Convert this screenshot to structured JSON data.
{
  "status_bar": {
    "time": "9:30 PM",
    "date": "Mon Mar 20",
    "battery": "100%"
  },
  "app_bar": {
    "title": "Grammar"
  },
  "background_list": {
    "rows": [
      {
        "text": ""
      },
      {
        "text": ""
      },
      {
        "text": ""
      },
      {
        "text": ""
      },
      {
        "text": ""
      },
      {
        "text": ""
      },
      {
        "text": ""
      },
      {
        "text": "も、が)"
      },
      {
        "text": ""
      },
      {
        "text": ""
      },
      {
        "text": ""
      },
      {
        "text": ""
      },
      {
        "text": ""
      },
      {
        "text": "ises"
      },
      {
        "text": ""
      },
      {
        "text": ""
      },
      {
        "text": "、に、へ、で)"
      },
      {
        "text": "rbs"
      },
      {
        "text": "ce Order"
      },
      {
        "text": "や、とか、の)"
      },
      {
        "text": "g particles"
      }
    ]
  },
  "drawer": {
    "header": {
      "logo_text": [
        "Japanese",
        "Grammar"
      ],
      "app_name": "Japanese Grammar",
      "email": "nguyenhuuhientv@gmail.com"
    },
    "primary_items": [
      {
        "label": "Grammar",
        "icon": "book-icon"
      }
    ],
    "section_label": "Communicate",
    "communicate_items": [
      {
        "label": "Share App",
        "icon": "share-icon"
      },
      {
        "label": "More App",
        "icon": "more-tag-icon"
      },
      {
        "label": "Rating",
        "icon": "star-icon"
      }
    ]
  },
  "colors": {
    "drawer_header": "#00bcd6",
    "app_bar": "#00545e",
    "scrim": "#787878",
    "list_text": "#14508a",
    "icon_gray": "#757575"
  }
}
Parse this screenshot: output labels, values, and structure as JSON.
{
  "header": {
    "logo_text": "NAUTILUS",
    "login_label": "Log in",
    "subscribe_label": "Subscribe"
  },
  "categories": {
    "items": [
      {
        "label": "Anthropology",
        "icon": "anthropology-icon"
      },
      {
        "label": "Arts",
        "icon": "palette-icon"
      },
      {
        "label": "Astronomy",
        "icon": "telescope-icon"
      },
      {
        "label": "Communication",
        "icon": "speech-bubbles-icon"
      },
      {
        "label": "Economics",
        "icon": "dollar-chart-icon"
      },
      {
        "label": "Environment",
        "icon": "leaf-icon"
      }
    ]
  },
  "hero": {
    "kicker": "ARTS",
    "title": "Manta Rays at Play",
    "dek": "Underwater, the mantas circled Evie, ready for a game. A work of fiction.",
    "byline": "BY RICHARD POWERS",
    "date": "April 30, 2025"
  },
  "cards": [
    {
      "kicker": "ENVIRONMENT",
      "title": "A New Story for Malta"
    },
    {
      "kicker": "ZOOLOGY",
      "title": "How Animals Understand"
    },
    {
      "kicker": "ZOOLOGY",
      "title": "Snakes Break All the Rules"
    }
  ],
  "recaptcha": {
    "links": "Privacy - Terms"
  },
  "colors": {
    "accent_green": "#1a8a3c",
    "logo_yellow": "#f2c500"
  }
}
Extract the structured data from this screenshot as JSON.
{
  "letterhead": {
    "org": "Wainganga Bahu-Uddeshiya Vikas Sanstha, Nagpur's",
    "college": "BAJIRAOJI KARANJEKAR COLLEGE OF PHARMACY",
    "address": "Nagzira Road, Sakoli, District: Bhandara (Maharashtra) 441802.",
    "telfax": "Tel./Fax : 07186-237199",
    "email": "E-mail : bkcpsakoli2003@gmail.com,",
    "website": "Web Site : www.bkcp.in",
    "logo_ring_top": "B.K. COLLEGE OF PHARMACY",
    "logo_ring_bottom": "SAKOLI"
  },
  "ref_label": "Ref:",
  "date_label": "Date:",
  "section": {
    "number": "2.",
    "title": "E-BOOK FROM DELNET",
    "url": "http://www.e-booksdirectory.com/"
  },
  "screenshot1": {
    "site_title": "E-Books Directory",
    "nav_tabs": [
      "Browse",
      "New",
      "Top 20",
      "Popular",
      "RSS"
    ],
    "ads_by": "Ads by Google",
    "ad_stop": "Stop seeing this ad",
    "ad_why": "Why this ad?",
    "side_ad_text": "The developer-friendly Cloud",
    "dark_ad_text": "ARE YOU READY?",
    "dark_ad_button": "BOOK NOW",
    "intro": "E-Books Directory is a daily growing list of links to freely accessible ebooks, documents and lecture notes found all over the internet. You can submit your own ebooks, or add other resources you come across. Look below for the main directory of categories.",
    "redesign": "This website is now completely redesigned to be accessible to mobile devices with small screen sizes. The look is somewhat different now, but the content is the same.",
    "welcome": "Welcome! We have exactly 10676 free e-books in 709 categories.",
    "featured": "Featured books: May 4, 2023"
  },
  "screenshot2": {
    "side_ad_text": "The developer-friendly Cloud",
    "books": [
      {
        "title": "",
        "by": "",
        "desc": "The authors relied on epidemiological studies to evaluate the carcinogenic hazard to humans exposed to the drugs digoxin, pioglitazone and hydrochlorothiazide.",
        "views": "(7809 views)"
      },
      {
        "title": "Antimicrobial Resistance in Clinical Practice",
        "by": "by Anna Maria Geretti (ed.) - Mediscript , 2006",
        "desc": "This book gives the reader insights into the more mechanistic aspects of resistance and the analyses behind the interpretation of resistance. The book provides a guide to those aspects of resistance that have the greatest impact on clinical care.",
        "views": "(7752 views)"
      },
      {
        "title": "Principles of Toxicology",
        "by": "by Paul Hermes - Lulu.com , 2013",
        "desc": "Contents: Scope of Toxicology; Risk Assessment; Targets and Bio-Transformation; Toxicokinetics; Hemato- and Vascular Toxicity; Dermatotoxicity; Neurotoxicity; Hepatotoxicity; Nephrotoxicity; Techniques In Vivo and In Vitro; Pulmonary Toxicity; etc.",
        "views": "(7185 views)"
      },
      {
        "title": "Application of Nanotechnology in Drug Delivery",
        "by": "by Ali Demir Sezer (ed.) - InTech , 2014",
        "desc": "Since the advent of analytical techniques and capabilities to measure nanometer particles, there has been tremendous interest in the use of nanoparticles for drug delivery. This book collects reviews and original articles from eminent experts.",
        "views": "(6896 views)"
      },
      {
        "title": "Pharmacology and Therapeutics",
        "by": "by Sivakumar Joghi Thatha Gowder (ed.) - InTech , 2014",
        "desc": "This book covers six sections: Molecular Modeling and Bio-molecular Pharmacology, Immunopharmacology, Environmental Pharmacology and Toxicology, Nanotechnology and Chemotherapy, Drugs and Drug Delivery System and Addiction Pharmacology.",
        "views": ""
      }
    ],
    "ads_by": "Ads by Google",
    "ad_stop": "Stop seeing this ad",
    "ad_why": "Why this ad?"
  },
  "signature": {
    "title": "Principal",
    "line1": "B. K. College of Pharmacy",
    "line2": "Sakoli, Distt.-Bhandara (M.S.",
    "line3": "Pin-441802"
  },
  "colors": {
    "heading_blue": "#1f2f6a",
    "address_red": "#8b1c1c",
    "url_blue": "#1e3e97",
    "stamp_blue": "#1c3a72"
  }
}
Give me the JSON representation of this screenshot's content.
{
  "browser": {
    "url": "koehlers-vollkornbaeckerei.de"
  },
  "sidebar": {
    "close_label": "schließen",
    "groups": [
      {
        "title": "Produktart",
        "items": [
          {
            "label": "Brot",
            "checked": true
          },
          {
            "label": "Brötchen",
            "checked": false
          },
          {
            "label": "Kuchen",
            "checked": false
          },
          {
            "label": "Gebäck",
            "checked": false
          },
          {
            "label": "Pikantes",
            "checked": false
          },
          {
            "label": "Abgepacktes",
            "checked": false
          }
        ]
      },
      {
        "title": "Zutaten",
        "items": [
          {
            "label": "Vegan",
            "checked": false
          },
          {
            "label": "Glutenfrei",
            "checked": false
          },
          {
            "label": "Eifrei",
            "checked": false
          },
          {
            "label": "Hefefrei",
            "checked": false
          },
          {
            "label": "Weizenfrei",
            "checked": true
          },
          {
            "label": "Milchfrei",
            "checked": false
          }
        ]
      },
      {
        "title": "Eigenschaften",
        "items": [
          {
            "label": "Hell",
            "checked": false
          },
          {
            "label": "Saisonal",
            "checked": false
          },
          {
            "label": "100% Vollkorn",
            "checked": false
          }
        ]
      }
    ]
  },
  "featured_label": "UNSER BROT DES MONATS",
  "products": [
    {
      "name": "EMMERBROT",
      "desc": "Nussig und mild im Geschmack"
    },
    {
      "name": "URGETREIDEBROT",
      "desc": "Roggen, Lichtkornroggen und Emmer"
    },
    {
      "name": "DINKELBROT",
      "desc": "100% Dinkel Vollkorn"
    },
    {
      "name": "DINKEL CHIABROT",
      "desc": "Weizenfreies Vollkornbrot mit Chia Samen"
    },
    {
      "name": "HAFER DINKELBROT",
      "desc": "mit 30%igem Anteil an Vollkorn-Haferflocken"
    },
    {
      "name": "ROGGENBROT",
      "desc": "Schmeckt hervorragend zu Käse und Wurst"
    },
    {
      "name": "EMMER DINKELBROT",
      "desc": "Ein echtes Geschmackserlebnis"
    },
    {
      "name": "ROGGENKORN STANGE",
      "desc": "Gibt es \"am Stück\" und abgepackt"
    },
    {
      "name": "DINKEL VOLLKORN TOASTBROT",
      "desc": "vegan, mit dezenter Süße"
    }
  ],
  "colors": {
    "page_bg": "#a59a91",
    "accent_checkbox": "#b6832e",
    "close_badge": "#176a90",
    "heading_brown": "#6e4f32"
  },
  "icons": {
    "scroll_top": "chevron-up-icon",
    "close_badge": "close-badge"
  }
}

—————

■ EXERCISE INSTRUCTIONS: Copy out every line of the listing that contains the string "email".

■ RESULT FOR THIS TASK:
      "email": "nguyenhuuhientv@gmail.com"
    "email": "E-mail : bkcpsakoli2003@gmail.com,",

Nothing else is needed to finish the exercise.